REQUIRED WORK: Reproduce the listing below without any change.

SOURCE DATA:

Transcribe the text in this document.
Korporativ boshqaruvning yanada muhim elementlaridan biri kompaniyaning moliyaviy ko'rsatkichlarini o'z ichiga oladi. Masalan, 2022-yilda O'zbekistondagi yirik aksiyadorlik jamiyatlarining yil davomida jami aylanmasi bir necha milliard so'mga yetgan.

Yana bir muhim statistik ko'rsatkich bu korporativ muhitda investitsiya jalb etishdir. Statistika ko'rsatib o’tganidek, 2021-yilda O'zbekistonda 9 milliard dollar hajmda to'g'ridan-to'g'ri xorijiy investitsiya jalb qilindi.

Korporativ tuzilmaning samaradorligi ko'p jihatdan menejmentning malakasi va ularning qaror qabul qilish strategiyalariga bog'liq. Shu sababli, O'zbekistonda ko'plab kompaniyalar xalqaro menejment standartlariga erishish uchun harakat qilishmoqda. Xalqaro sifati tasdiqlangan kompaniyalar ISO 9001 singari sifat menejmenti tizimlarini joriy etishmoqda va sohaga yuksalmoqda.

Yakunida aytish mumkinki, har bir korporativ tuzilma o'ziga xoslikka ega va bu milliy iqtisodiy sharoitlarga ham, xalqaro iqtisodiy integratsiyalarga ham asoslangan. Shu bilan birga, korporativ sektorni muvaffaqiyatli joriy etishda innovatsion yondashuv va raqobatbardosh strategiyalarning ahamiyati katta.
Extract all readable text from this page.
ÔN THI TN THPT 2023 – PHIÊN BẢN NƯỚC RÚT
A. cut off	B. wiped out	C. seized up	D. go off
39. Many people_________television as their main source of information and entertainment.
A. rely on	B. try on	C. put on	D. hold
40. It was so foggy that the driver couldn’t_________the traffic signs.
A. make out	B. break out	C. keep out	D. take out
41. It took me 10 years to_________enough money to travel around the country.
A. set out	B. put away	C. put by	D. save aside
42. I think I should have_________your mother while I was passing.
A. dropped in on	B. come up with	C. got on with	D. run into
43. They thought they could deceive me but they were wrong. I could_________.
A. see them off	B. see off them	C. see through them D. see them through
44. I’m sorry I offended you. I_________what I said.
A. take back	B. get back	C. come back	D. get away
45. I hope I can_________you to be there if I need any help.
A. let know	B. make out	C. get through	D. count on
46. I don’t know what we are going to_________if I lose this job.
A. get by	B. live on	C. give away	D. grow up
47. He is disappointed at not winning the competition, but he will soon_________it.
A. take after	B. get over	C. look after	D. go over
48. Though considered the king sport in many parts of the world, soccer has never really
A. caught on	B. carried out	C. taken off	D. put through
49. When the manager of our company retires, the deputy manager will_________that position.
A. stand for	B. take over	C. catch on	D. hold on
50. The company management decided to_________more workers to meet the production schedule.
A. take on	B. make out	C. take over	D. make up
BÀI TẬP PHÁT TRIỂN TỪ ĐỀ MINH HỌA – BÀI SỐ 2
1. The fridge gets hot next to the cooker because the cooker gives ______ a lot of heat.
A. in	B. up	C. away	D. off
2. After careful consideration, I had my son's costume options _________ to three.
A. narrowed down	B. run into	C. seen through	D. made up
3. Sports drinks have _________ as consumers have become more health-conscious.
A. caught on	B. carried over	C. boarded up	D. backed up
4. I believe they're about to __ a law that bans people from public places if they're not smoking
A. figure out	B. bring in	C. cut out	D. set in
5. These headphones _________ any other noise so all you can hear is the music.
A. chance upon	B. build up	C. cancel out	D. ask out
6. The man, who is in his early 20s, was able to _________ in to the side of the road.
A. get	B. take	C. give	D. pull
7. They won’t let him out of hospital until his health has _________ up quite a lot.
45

FULL RESPONSE:
Transcribe the text in this document.
Korporativ boshqaruvning yanada muhim elementlaridan biri kompaniyaning moliyaviy ko'rsatkichlarini o'z ichiga oladi. Masalan, 2022-yilda O'zbekistondagi yirik aksiyadorlik jamiyatlarining yil davomida jami aylanmasi bir necha milliard so'mga yetgan.

Yana bir muhim statistik ko'rsatkich bu korporativ muhitda investitsiya jalb etishdir. Statistika ko'rsatib o’tganidek, 2021-yilda O'zbekistonda 9 milliard dollar hajmda to'g'ridan-to'g'ri xorijiy investitsiya jalb qilindi.

Korporativ tuzilmaning samaradorligi ko'p jihatdan menejmentning malakasi va ularning qaror qabul qilish strategiyalariga bog'liq. Shu sababli, O'zbekistonda ko'plab kompaniyalar xalqaro menejment standartlariga erishish uchun harakat qilishmoqda. Xalqaro sifati tasdiqlangan kompaniyalar ISO 9001 singari sifat menejmenti tizimlarini joriy etishmoqda va sohaga yuksalmoqda.

Yakunida aytish mumkinki, har bir korporativ tuzilma o'ziga xoslikka ega va bu milliy iqtisodiy sharoitlarga ham, xalqaro iqtisodiy integratsiyalarga ham asoslangan. Shu bilan birga, korporativ sektorni muvaffaqiyatli joriy etishda innovatsion yondashuv va raqobatbardosh strategiyalarning ahamiyati katta.
Extract all readable text from this page.
ÔN THI TN THPT 2023 – PHIÊN BẢN NƯỚC RÚT
A. cut off	B. wiped out	C. seized up	D. go off
39. Many people_________television as their main source of information and entertainment.
A. rely on	B. try on	C. put on	D. hold
40. It was so foggy that the driver couldn’t_________the traffic signs.
A. make out	B. break out	C. keep out	D. take out
41. It took me 10 years to_________enough money to travel around the country.
A. set out	B. put away	C. put by	D. save aside
42. I think I should have_________your mother while I was passing.
A. dropped in on	B. come up with	C. got on with	D. run into
43. They thought they could deceive me but they were wrong. I could_________.
A. see them off	B. see off them	C. see through them D. see them through
44. I’m sorry I offended you. I_________what I said.
A. take back	B. get back	C. come back	D. get away
45. I hope I can_________you to be there if I need any help.
A. let know	B. make out	C. get through	D. count on
46. I don’t know what we are going to_________if I lose this job.
A. get by	B. live on	C. give away	D. grow up
47. He is disappointed at not winning the competition, but he will soon_________it.
A. take after	B. get over	C. look after	D. go over
48. Though considered the king sport in many parts of the world, soccer has never really
A. caught on	B. carried out	C. taken off	D. put through
49. When the manager of our company retires, the deputy manager will_________that position.
A. stand for	B. take over	C. catch on	D. hold on
50. The company management decided to_________more workers to meet the production schedule.
A. take on	B. make out	C. take over	D. make up
BÀI TẬP PHÁT TRIỂN TỪ ĐỀ MINH HỌA – BÀI SỐ 2
1. The fridge gets hot next to the cooker because the cooker gives ______ a lot of heat.
A. in	B. up	C. away	D. off
2. After careful consideration, I had my son's costume options _________ to three.
A. narrowed down	B. run into	C. seen through	D. made up
3. Sports drinks have _________ as consumers have become more health-conscious.
A. caught on	B. carried over	C. boarded up	D. backed up
4. I believe they're about to __ a law that bans people from public places if they're not smoking
A. figure out	B. bring in	C. cut out	D. set in
5. These headphones _________ any other noise so all you can hear is the music.
A. chance upon	B. build up	C. cancel out	D. ask out
6. The man, who is in his early 20s, was able to _________ in to the side of the road.
A. get	B. take	C. give	D. pull
7. They won’t let him out of hospital until his health has _________ up quite a lot.
45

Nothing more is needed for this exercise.